▶ [WHAT IS BEING ASKED]: Copy out every line in which the string "Preferred" occurs.

————

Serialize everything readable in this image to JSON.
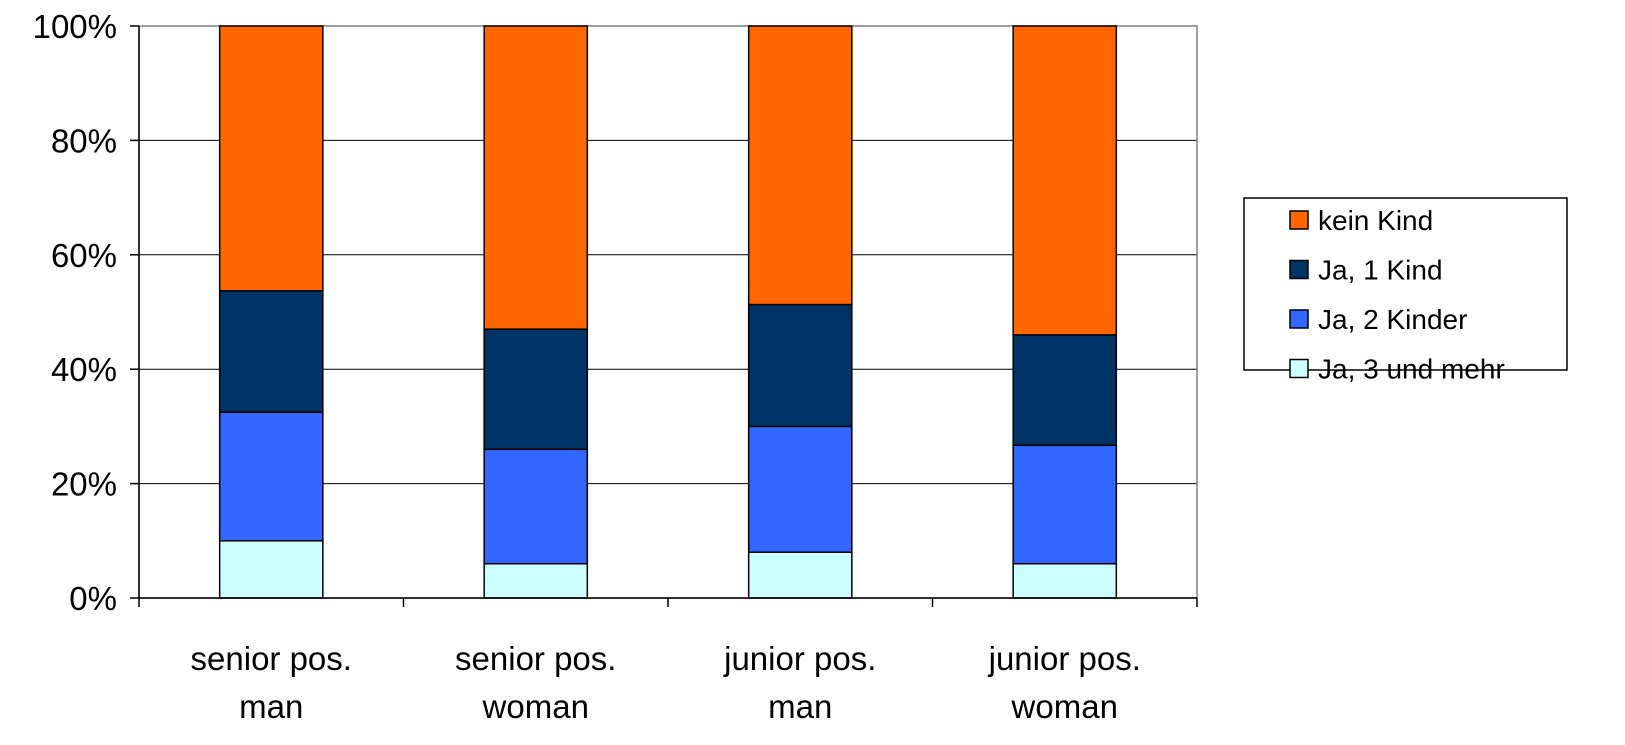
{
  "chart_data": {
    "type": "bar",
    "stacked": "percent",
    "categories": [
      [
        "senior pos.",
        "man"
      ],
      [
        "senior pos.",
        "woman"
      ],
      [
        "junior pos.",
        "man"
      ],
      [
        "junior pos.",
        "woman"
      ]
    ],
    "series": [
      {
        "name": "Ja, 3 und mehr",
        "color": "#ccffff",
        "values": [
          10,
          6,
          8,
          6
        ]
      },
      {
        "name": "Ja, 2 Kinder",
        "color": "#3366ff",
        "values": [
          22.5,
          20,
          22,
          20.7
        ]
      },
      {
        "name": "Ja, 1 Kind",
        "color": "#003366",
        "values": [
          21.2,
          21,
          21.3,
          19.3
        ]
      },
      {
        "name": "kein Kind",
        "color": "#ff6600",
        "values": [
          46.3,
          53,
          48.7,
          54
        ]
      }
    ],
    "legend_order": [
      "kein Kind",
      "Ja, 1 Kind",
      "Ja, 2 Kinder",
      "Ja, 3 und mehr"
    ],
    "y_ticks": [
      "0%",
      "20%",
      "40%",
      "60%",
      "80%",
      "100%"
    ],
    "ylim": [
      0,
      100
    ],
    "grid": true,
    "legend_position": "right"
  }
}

————

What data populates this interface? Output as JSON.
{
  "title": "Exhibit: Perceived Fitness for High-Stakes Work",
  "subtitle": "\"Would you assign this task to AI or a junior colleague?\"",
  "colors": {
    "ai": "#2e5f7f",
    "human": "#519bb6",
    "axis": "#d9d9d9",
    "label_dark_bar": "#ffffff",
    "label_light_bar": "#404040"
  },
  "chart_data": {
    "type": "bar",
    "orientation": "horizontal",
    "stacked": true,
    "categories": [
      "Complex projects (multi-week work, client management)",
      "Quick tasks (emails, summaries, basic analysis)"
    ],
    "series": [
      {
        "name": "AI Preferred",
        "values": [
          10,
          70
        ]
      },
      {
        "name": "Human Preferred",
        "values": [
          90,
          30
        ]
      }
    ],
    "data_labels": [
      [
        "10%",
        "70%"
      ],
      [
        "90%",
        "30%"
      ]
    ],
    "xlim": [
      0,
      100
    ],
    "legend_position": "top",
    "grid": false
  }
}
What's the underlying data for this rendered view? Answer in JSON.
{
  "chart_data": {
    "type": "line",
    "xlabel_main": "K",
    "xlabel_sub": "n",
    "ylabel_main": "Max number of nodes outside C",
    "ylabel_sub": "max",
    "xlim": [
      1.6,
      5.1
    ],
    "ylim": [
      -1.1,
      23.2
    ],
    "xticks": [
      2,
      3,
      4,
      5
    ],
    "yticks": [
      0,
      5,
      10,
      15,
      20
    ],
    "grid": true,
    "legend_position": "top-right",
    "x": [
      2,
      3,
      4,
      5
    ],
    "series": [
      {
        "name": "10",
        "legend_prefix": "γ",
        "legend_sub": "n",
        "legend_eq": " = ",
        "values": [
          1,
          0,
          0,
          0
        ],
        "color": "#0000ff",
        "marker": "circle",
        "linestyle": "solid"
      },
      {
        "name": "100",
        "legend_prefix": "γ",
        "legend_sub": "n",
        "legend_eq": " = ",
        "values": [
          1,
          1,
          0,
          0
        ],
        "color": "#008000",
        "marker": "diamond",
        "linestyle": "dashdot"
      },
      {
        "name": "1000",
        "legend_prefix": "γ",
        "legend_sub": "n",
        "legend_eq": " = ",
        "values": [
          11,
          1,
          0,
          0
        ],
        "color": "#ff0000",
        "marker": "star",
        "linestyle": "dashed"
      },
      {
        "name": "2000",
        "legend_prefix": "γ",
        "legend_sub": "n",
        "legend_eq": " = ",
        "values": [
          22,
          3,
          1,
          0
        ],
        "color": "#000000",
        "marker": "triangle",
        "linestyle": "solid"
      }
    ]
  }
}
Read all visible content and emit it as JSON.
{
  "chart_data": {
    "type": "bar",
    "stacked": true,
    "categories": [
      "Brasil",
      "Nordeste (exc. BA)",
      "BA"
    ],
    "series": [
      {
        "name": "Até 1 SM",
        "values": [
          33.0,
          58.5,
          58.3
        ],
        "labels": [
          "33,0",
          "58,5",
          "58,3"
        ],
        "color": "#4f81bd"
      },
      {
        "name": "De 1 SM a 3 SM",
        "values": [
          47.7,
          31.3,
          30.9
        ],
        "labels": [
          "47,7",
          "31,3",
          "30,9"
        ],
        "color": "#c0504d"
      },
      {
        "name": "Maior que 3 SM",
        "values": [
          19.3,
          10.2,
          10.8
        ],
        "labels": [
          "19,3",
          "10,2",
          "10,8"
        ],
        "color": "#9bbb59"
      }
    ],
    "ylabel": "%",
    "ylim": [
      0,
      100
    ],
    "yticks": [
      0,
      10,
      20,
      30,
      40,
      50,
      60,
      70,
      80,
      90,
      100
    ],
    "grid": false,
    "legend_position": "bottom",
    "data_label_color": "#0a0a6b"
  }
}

————

▶ [FULL SOLUTION]:
        "name": "AI Preferred",
        "name": "Human Preferred",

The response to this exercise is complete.